» **REQUIREMENT**: Reproduce everything from the line containing "List 27 of the" down to the line containing "y-tick-label: 10 bbox=[43, 595, 62, 612]", including both of those lines.

» **INPUT**:
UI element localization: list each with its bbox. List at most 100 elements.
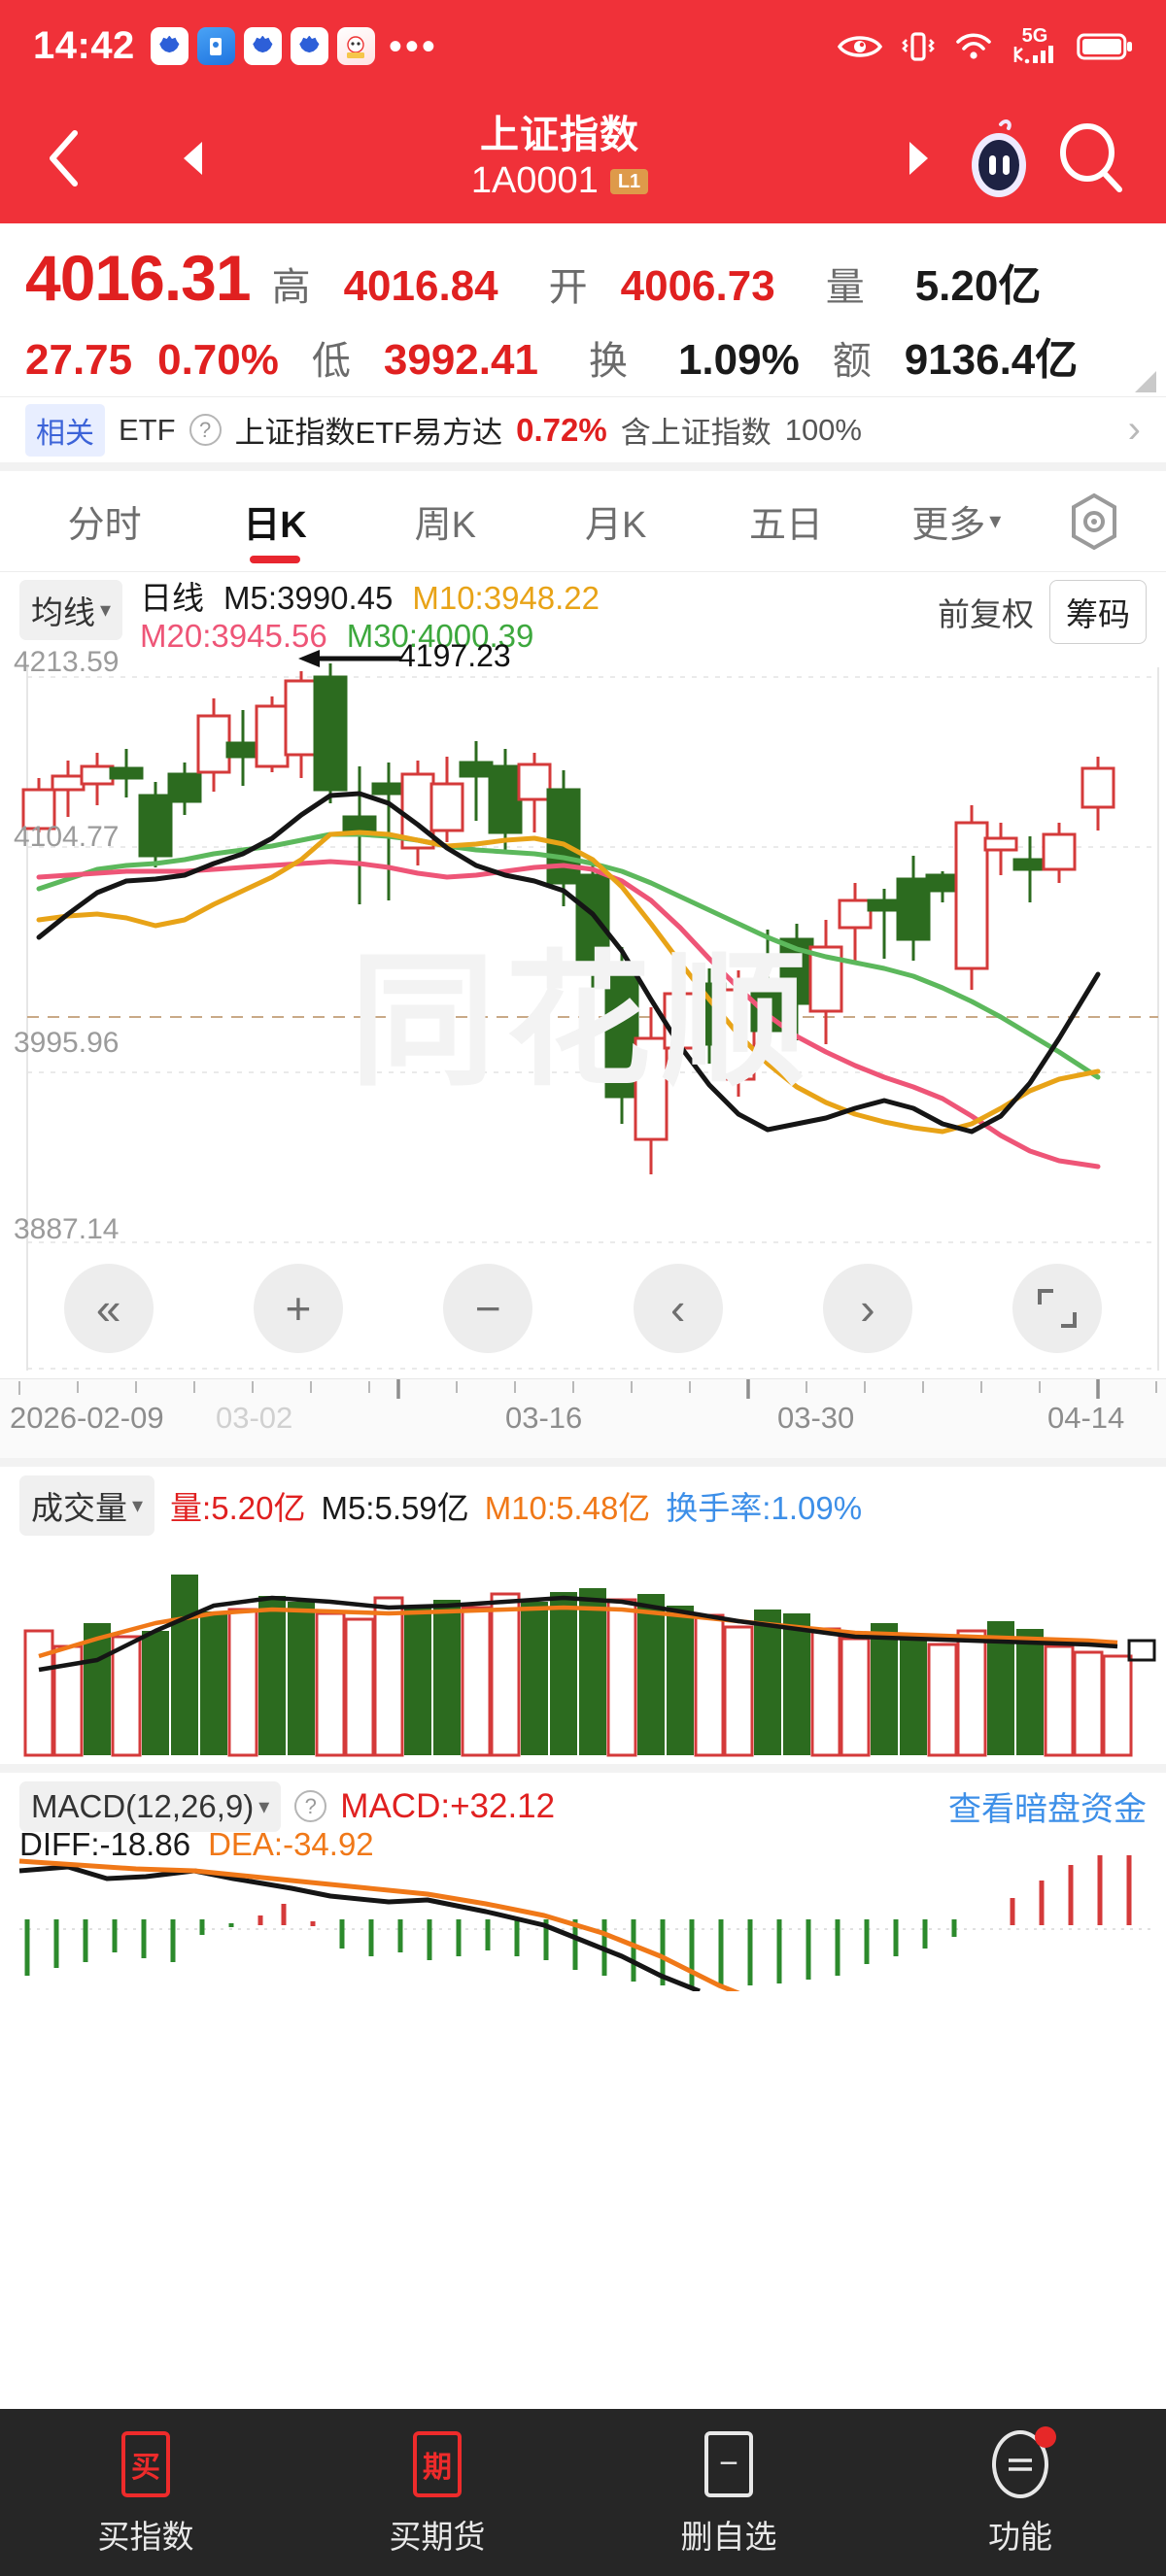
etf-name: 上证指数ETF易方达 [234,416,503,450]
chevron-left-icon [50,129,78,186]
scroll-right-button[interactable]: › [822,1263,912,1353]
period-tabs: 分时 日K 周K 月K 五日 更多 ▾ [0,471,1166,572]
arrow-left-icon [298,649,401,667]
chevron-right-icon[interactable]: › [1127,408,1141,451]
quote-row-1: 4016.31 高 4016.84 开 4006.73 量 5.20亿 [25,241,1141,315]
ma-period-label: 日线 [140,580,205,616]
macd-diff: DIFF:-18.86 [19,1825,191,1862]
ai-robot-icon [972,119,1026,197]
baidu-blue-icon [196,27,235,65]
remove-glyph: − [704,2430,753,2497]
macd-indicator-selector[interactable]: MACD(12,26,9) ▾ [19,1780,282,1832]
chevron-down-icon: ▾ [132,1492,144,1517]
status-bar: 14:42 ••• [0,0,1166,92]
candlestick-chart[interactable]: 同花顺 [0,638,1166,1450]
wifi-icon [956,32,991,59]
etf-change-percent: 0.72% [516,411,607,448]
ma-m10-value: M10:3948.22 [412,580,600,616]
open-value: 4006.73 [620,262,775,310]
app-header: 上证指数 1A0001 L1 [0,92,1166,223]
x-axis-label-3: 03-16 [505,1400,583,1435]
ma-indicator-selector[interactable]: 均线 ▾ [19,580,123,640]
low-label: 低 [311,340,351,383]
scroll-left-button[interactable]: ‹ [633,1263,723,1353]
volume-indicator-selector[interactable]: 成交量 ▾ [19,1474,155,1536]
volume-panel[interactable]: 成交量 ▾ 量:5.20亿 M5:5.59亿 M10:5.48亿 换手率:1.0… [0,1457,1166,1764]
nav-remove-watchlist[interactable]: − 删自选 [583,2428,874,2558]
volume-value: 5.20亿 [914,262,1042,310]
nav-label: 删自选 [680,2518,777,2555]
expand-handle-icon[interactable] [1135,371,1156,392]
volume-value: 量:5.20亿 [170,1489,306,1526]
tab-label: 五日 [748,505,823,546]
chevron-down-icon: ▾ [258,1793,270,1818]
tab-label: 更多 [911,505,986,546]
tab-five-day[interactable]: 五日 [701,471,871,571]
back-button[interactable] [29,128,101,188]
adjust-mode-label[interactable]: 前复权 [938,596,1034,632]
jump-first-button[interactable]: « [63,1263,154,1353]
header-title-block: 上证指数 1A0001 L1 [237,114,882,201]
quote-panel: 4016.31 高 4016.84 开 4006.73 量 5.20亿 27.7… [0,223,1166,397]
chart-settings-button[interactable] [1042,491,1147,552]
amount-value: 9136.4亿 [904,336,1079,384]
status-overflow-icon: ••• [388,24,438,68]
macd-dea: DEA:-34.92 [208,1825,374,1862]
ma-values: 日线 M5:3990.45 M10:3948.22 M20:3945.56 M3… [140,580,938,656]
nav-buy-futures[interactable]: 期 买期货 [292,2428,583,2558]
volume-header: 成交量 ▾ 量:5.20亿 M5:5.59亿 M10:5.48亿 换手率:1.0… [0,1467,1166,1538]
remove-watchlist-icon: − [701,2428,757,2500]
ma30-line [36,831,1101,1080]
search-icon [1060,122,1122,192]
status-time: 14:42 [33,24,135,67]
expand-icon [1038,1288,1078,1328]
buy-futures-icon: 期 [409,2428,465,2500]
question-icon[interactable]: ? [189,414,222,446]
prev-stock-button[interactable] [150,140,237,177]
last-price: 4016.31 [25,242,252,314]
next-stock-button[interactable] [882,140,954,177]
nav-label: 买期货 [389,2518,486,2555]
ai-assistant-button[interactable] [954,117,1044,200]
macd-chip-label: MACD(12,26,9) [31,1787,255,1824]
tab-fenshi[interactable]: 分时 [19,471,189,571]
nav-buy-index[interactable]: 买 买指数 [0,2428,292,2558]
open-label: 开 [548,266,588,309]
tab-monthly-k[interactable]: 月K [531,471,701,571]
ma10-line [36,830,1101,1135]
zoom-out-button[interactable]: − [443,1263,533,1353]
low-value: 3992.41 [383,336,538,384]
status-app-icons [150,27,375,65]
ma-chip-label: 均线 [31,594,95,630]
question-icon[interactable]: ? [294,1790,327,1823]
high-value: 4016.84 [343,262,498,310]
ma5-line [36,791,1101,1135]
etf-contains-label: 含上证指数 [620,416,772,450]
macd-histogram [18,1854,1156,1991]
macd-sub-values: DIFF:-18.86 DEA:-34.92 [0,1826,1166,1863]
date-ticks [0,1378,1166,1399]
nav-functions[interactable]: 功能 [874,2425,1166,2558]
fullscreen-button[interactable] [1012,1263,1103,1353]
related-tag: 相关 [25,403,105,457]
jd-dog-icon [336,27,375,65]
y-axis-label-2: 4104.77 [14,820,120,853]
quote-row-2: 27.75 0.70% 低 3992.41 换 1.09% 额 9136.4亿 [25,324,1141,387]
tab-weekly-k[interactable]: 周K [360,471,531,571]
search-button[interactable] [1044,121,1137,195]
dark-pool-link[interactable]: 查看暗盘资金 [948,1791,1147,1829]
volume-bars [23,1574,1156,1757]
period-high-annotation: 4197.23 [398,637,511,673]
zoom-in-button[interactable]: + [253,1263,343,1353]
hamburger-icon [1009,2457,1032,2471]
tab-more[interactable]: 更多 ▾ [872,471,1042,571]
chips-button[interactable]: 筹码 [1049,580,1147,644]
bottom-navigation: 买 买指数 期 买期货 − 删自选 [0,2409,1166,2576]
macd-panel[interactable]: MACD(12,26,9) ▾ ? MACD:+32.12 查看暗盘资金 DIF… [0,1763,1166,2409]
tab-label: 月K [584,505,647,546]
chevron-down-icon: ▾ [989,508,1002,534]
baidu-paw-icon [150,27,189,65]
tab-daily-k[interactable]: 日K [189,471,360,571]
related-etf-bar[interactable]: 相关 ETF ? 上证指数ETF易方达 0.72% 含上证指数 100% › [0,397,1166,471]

==

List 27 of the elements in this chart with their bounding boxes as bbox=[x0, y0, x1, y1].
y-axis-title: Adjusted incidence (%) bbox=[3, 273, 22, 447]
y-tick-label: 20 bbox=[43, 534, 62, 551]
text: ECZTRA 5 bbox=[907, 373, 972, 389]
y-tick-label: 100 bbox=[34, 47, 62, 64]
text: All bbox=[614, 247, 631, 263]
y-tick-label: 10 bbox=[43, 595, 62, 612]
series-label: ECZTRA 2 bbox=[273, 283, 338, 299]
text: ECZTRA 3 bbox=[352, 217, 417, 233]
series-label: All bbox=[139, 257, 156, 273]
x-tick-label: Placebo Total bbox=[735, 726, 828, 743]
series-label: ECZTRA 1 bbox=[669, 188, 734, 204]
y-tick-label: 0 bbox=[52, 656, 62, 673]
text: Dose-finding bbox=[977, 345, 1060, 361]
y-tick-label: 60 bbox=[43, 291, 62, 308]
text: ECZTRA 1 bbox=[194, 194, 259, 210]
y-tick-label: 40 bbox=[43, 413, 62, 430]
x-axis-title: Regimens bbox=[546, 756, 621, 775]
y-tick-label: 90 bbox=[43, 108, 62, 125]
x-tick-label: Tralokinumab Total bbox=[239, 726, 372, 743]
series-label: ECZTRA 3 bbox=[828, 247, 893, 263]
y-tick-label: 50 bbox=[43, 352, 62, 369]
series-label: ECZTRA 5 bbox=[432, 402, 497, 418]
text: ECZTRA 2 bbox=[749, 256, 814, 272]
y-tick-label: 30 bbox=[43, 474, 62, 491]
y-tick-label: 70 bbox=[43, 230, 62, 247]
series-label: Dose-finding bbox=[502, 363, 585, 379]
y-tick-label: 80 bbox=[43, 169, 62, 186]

---

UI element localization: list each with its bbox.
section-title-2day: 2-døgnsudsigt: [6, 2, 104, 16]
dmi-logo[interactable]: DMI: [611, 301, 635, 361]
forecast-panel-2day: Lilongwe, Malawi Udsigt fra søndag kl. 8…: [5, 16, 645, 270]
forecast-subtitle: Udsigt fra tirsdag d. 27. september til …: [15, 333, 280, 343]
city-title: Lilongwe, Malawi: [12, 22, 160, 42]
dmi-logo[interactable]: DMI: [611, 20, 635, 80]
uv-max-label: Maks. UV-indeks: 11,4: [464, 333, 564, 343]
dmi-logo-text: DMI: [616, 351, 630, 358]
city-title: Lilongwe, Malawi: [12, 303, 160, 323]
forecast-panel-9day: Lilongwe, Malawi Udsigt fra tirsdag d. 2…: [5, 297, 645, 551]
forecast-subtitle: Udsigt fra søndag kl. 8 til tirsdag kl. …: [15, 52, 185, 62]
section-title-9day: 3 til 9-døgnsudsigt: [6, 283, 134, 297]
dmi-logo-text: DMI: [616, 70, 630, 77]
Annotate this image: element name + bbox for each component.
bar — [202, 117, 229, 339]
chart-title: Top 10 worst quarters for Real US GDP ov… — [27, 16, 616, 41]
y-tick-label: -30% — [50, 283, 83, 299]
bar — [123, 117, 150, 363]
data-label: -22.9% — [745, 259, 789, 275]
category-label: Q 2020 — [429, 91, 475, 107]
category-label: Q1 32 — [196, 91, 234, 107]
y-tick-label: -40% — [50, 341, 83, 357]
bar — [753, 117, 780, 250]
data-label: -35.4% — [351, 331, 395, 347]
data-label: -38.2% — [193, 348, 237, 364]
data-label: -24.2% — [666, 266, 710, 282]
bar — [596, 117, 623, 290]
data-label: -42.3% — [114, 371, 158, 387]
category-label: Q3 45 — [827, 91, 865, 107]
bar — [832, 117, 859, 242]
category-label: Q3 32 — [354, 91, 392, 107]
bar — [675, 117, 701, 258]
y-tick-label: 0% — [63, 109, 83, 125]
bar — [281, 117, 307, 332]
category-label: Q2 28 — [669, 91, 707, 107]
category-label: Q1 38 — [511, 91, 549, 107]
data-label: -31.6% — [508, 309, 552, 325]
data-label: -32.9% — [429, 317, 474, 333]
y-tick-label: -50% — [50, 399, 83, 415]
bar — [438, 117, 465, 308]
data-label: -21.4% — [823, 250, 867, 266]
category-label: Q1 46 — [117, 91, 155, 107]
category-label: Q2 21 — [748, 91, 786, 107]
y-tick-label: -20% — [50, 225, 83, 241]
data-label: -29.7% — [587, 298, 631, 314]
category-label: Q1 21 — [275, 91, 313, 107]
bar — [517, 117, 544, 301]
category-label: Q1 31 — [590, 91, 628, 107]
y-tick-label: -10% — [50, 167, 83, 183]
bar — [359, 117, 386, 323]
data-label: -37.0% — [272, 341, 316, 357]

» **RESPONSE**:
List 27 of the elements in this chart with their bounding boxes as bbox=[x0, y0, x1, y1].
y-axis-title: Adjusted incidence (%) bbox=[3, 273, 22, 447]
y-tick-label: 20 bbox=[43, 534, 62, 551]
text: ECZTRA 5 bbox=[907, 373, 972, 389]
y-tick-label: 100 bbox=[34, 47, 62, 64]
text: All bbox=[614, 247, 631, 263]
y-tick-label: 10 bbox=[43, 595, 62, 612]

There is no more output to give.